* DIRECTION *
Review the material line by line. Identify and copy every line that contains the string "marker".

* DATA FOR PROCESSING *

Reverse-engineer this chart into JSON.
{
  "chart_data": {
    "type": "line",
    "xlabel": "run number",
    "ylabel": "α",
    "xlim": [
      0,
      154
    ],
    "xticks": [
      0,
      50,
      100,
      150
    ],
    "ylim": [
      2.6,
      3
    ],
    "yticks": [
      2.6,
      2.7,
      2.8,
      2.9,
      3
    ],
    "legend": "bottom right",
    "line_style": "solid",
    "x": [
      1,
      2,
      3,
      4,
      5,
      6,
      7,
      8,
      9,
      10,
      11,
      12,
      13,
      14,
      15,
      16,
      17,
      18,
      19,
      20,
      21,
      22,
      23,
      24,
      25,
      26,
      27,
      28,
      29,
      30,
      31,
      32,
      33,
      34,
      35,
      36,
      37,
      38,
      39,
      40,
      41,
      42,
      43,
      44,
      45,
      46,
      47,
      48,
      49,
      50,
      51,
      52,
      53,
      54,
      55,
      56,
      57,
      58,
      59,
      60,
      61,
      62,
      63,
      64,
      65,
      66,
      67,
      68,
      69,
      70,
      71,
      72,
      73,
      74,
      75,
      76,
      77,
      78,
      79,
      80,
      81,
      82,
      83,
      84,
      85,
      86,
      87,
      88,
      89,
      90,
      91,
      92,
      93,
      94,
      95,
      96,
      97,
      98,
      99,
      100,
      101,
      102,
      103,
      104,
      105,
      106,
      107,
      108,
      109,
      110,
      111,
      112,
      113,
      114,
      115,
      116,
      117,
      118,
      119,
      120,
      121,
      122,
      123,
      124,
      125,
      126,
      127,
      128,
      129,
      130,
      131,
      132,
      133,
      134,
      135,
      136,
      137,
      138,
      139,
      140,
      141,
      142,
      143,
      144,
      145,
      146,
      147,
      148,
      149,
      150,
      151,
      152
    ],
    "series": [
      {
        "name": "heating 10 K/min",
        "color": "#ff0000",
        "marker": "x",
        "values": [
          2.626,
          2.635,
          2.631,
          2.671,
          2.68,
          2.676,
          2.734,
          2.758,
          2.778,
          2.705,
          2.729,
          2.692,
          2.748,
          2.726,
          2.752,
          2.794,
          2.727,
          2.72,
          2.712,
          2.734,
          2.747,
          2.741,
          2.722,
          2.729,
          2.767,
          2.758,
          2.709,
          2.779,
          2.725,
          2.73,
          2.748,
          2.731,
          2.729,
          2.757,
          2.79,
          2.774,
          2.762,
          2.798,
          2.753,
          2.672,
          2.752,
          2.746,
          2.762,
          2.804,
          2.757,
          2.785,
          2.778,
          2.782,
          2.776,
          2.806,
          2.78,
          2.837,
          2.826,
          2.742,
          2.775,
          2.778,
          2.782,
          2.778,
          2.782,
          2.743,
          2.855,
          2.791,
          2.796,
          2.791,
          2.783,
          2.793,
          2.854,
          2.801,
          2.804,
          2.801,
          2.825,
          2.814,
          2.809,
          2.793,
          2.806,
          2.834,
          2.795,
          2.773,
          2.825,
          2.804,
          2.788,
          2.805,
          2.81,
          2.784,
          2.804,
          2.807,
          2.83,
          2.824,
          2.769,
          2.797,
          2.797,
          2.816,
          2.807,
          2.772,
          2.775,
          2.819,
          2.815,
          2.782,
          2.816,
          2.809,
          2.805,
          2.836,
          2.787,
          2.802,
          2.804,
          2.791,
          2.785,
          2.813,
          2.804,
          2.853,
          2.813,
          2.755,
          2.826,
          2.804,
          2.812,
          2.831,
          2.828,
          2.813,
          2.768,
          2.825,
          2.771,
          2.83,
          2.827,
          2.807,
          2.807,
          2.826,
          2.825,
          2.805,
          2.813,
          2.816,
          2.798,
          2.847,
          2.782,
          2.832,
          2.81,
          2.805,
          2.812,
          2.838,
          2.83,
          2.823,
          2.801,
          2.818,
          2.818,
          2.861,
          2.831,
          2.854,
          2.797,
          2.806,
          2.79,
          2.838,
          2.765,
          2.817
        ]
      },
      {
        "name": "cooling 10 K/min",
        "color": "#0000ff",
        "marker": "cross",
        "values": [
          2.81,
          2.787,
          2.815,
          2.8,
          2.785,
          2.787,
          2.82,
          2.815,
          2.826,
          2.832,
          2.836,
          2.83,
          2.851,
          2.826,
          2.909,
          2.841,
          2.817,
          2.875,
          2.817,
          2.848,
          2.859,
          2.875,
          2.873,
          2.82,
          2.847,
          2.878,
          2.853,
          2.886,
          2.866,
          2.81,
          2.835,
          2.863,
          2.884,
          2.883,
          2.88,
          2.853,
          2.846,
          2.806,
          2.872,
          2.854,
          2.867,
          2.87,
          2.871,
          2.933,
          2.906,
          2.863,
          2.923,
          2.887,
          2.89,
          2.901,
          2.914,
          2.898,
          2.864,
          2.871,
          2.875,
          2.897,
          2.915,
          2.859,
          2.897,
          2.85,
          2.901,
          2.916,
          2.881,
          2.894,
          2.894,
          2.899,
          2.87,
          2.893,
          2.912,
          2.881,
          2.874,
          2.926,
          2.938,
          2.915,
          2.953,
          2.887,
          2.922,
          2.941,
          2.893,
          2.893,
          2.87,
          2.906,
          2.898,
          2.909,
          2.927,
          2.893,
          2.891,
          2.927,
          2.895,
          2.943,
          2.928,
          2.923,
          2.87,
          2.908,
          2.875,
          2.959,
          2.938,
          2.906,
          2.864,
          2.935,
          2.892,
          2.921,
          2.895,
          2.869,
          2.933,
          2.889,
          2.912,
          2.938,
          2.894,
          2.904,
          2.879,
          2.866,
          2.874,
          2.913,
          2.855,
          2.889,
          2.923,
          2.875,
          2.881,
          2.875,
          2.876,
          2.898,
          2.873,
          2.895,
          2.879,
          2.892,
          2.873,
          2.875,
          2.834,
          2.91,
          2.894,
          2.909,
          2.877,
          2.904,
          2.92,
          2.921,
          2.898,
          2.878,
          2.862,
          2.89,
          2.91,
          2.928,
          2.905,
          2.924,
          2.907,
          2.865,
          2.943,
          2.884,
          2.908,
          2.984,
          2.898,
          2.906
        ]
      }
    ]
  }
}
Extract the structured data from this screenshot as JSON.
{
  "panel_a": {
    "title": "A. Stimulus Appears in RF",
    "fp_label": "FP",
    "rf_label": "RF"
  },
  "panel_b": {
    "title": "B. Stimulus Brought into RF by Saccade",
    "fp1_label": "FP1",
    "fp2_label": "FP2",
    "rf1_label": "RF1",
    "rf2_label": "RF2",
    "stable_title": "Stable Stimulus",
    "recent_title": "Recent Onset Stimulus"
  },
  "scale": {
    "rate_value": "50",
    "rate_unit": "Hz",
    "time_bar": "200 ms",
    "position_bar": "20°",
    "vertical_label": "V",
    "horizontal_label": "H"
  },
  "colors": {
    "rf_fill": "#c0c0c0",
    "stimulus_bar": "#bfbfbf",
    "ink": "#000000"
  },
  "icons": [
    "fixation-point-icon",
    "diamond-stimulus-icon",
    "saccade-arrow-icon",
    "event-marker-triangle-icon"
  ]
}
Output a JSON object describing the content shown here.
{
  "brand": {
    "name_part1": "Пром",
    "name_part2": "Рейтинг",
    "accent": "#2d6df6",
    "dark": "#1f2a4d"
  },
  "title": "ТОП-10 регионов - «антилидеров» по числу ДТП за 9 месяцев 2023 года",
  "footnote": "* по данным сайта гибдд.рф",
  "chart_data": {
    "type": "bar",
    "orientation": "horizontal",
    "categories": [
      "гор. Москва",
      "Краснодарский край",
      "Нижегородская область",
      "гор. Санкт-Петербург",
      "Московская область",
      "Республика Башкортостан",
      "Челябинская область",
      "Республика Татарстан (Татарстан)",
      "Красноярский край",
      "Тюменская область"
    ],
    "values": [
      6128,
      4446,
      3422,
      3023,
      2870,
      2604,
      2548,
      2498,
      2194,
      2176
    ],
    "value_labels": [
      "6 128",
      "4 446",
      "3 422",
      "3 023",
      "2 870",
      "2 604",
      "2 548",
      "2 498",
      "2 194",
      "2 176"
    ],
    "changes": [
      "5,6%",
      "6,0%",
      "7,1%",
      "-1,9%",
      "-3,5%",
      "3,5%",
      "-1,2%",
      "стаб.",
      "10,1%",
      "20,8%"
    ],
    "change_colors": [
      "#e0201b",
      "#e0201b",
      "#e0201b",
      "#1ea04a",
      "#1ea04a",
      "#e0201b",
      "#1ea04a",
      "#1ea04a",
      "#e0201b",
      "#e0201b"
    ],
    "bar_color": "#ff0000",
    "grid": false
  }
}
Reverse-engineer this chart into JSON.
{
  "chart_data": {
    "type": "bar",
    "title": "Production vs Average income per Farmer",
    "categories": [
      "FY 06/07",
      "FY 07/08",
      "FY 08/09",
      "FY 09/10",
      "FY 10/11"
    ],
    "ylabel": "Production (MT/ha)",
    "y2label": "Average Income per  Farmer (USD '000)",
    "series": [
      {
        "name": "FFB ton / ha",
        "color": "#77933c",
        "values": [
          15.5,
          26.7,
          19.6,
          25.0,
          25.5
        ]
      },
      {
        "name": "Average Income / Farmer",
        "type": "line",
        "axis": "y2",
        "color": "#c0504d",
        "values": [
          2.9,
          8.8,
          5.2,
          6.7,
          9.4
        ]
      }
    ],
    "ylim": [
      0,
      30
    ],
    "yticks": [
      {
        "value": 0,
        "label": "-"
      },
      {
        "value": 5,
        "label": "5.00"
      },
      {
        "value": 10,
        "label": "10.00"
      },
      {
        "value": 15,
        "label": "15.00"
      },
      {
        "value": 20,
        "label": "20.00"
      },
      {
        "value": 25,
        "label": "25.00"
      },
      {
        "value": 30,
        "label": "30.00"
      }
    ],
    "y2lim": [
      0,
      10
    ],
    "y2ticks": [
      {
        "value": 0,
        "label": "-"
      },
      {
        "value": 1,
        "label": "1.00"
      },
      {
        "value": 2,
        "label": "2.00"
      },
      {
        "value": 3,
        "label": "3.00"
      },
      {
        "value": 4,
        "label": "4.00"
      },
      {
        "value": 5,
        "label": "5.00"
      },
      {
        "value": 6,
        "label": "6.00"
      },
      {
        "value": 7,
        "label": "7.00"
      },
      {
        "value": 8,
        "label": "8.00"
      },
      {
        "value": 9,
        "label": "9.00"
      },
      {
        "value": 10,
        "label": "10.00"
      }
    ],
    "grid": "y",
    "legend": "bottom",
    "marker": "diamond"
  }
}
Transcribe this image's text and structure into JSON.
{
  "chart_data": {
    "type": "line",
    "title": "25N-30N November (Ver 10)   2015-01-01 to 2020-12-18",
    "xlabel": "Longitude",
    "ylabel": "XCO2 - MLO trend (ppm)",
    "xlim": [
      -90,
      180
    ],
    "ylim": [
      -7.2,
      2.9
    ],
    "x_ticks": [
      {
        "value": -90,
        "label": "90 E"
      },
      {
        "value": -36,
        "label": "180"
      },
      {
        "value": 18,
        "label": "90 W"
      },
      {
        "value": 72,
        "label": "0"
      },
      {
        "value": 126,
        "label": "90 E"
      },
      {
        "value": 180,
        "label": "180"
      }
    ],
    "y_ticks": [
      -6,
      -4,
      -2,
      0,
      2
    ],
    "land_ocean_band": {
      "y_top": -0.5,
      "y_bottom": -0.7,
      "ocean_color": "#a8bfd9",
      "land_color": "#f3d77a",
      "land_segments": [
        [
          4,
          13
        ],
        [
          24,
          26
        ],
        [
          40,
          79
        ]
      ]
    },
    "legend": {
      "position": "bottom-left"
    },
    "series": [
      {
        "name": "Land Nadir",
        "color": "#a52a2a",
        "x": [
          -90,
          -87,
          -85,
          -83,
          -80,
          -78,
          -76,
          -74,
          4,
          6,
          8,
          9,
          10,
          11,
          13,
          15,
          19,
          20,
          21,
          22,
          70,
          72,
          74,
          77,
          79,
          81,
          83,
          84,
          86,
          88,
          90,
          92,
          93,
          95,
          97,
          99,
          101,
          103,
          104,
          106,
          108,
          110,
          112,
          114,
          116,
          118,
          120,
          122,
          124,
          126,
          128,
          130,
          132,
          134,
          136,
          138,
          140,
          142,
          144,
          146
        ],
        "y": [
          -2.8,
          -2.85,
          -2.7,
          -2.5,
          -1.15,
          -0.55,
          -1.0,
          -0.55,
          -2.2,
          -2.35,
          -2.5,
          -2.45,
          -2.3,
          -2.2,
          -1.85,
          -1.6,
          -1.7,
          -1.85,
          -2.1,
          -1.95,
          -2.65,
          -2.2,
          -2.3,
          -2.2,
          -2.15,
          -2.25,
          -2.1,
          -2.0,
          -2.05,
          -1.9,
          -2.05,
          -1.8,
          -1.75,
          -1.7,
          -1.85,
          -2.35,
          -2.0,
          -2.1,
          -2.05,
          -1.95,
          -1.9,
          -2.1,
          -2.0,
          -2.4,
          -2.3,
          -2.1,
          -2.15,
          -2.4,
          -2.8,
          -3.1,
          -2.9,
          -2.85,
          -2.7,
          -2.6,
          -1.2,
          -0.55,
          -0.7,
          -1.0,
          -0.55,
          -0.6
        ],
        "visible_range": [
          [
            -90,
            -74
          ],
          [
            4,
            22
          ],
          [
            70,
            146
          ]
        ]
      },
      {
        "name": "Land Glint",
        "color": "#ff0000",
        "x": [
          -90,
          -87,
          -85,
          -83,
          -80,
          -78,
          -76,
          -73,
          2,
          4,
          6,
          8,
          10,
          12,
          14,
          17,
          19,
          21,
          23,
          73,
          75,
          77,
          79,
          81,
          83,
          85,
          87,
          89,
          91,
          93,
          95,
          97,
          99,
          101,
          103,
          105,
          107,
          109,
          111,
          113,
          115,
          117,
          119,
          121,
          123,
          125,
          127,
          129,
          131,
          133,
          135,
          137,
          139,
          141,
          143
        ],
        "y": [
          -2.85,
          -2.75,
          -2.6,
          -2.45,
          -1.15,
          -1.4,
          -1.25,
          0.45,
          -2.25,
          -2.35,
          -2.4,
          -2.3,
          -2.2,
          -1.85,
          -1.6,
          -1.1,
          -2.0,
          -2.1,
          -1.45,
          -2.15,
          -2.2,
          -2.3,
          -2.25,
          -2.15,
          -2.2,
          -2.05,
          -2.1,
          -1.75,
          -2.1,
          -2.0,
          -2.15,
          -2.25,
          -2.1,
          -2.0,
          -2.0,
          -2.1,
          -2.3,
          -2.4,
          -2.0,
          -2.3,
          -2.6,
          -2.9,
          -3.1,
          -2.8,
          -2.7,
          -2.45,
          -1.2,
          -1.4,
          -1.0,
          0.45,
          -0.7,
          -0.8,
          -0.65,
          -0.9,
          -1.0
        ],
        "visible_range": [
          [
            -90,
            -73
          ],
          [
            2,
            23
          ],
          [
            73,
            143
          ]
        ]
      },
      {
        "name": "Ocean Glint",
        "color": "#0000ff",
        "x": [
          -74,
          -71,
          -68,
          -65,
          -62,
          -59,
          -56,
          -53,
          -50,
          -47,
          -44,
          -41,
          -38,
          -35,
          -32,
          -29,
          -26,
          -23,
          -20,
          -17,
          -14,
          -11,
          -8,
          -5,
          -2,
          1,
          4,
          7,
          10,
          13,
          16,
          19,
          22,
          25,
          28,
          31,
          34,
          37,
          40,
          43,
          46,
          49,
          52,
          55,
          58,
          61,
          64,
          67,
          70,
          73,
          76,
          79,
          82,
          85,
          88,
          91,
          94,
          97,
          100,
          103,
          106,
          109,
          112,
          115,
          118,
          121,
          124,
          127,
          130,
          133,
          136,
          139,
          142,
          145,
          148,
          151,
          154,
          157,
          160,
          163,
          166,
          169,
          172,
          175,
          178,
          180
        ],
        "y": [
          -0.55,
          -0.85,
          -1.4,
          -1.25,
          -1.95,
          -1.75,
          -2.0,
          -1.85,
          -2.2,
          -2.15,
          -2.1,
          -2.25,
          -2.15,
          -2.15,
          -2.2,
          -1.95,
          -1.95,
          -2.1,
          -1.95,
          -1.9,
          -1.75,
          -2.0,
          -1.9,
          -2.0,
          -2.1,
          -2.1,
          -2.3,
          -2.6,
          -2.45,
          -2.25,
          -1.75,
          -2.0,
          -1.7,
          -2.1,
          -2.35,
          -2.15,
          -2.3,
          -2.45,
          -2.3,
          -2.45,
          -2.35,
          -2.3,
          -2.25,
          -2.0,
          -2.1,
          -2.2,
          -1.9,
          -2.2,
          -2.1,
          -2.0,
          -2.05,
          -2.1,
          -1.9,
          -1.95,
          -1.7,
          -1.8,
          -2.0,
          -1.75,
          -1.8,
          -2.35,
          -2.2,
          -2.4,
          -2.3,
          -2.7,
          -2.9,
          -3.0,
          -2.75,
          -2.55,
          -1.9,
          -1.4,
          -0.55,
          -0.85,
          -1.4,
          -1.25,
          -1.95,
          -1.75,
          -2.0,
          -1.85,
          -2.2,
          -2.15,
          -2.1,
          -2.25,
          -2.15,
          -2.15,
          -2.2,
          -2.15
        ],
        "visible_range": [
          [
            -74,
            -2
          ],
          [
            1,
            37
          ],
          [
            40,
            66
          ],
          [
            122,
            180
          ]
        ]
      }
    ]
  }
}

* SOLUTION FOR THIS PROBLEM *
        "marker": "x",
        "marker": "cross",
    "event-marker-triangle-icon"
    "marker": "diamond"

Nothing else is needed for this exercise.